PROBLEM REQUIREMENTS: Return the entries below in their exact form, leaving the pictures out.

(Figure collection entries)

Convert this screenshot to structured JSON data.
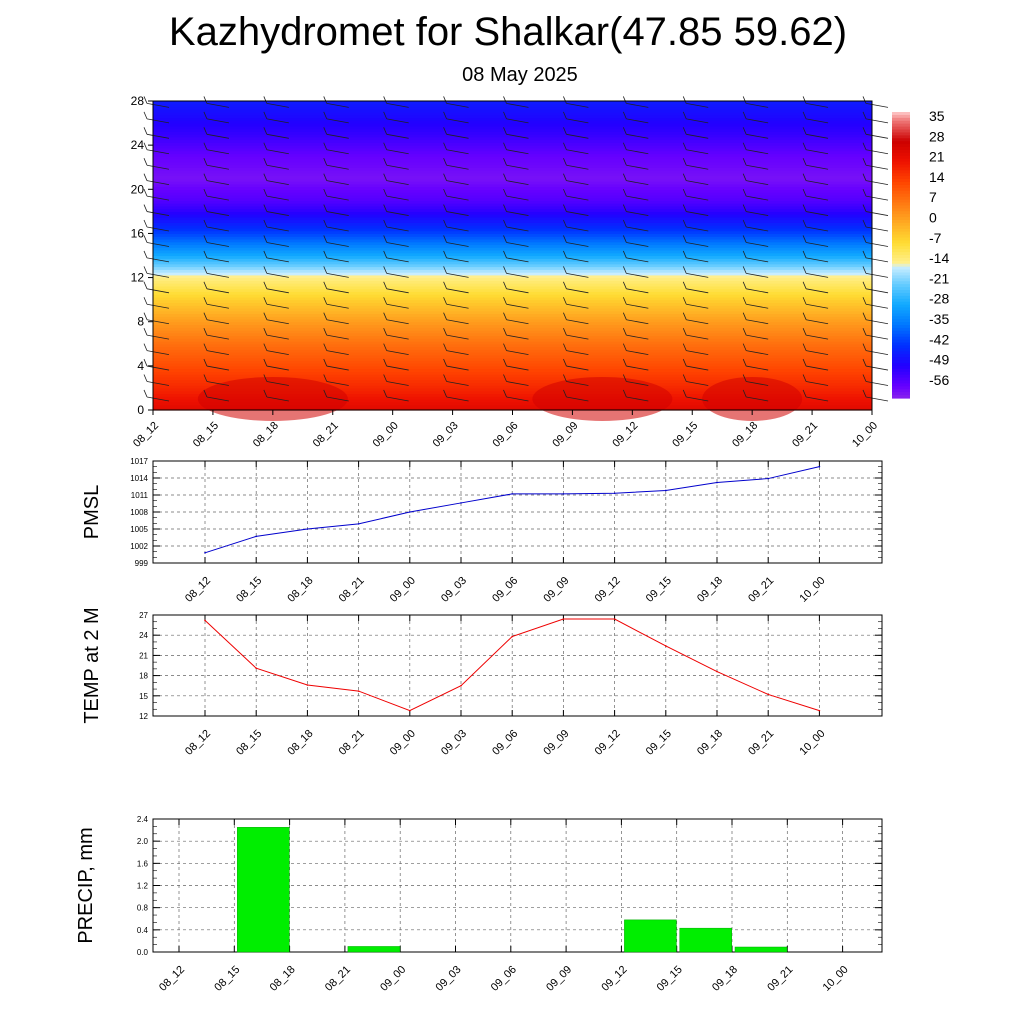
{
  "title": "Kazhydromet for Shalkar(47.85 59.62)",
  "subtitle": "08 May 2025",
  "colors": {
    "pmsl_line": "#0000cc",
    "temp_line": "#ee0000",
    "precip_bar": "#00ee00"
  },
  "chart_data": [
    {
      "type": "heatmap",
      "title": "",
      "x": [
        "08_12",
        "08_15",
        "08_18",
        "08_21",
        "09_00",
        "09_03",
        "09_06",
        "09_09",
        "09_12",
        "09_15",
        "09_18",
        "09_21",
        "10_00"
      ],
      "y_ticks": [
        0,
        4,
        8,
        12,
        16,
        20,
        24,
        28
      ],
      "ylim": [
        0,
        28
      ],
      "colorbar_labels": [
        "35",
        "28",
        "21",
        "14",
        "7",
        "0",
        "-7",
        "-14",
        "-21",
        "-28",
        "-35",
        "-42",
        "-49",
        "-56"
      ],
      "colorbar_range": [
        -60,
        38
      ],
      "wind_barbs": true,
      "grid": false
    },
    {
      "type": "line",
      "ylabel": "PMSL",
      "categories": [
        "08_12",
        "08_15",
        "08_18",
        "08_21",
        "09_00",
        "09_03",
        "09_06",
        "09_09",
        "09_12",
        "09_15",
        "09_18",
        "09_21",
        "10_00"
      ],
      "values": [
        1000.8,
        1003.7,
        1005.0,
        1005.9,
        1008.0,
        1009.6,
        1011.2,
        1011.2,
        1011.3,
        1011.8,
        1013.2,
        1013.9,
        1016.0
      ],
      "ylim": [
        999,
        1017
      ],
      "y_ticks": [
        999,
        1002,
        1005,
        1008,
        1011,
        1014,
        1017
      ],
      "grid": true
    },
    {
      "type": "line",
      "ylabel": "TEMP at 2 M",
      "categories": [
        "08_12",
        "08_15",
        "08_18",
        "08_21",
        "09_00",
        "09_03",
        "09_06",
        "09_09",
        "09_12",
        "09_15",
        "09_18",
        "09_21",
        "10_00"
      ],
      "values": [
        26.2,
        19.1,
        16.6,
        15.7,
        12.8,
        16.5,
        23.8,
        26.4,
        26.4,
        22.4,
        18.6,
        15.2,
        12.8
      ],
      "ylim": [
        12,
        27
      ],
      "y_ticks": [
        12,
        15,
        18,
        21,
        24,
        27
      ],
      "grid": true
    },
    {
      "type": "bar",
      "ylabel": "PRECIP, mm",
      "categories": [
        "08_12",
        "08_15",
        "08_18",
        "08_21",
        "09_00",
        "09_03",
        "09_06",
        "09_09",
        "09_12",
        "09_15",
        "09_18",
        "09_21",
        "10_00"
      ],
      "values": [
        0,
        2.25,
        0,
        0.1,
        0,
        0,
        0,
        0,
        0.58,
        0.43,
        0.09,
        0,
        0
      ],
      "ylim": [
        0,
        2.4
      ],
      "y_ticks": [
        "0.0",
        "0.4",
        "0.8",
        "1.2",
        "1.6",
        "2.0",
        "2.4"
      ],
      "grid": true
    }
  ]
}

EXPECTED ANSWER:
Convert this screenshot to structured JSON data.
{
  "title": "Kazhydromet for Shalkar(47.85 59.62)",
  "subtitle": "08 May 2025",
  "colors": {
    "pmsl_line": "#0000cc",
    "temp_line": "#ee0000",
    "precip_bar": "#00ee00"
  },
  "chart_data": [
    {
      "type": "heatmap",
      "title": "",
      "x": [
        "08_12",
        "08_15",
        "08_18",
        "08_21",
        "09_00",
        "09_03",
        "09_06",
        "09_09",
        "09_12",
        "09_15",
        "09_18",
        "09_21",
        "10_00"
      ],
      "y_ticks": [
        0,
        4,
        8,
        12,
        16,
        20,
        24,
        28
      ],
      "ylim": [
        0,
        28
      ],
      "colorbar_labels": [
        "35",
        "28",
        "21",
        "14",
        "7",
        "0",
        "-7",
        "-14",
        "-21",
        "-28",
        "-35",
        "-42",
        "-49",
        "-56"
      ],
      "colorbar_range": [
        -60,
        38
      ],
      "wind_barbs": true,
      "grid": false
    },
    {
      "type": "line",
      "ylabel": "PMSL",
      "categories": [
        "08_12",
        "08_15",
        "08_18",
        "08_21",
        "09_00",
        "09_03",
        "09_06",
        "09_09",
        "09_12",
        "09_15",
        "09_18",
        "09_21",
        "10_00"
      ],
      "values": [
        1000.8,
        1003.7,
        1005.0,
        1005.9,
        1008.0,
        1009.6,
        1011.2,
        1011.2,
        1011.3,
        1011.8,
        1013.2,
        1013.9,
        1016.0
      ],
      "ylim": [
        999,
        1017
      ],
      "y_ticks": [
        999,
        1002,
        1005,
        1008,
        1011,
        1014,
        1017
      ],
      "grid": true
    },
    {
      "type": "line",
      "ylabel": "TEMP at 2 M",
      "categories": [
        "08_12",
        "08_15",
        "08_18",
        "08_21",
        "09_00",
        "09_03",
        "09_06",
        "09_09",
        "09_12",
        "09_15",
        "09_18",
        "09_21",
        "10_00"
      ],
      "values": [
        26.2,
        19.1,
        16.6,
        15.7,
        12.8,
        16.5,
        23.8,
        26.4,
        26.4,
        22.4,
        18.6,
        15.2,
        12.8
      ],
      "ylim": [
        12,
        27
      ],
      "y_ticks": [
        12,
        15,
        18,
        21,
        24,
        27
      ],
      "grid": true
    },
    {
      "type": "bar",
      "ylabel": "PRECIP, mm",
      "categories": [
        "08_12",
        "08_15",
        "08_18",
        "08_21",
        "09_00",
        "09_03",
        "09_06",
        "09_09",
        "09_12",
        "09_15",
        "09_18",
        "09_21",
        "10_00"
      ],
      "values": [
        0,
        2.25,
        0,
        0.1,
        0,
        0,
        0,
        0,
        0.58,
        0.43,
        0.09,
        0,
        0
      ],
      "ylim": [
        0,
        2.4
      ],
      "y_ticks": [
        "0.0",
        "0.4",
        "0.8",
        "1.2",
        "1.6",
        "2.0",
        "2.4"
      ],
      "grid": true
    }
  ]
}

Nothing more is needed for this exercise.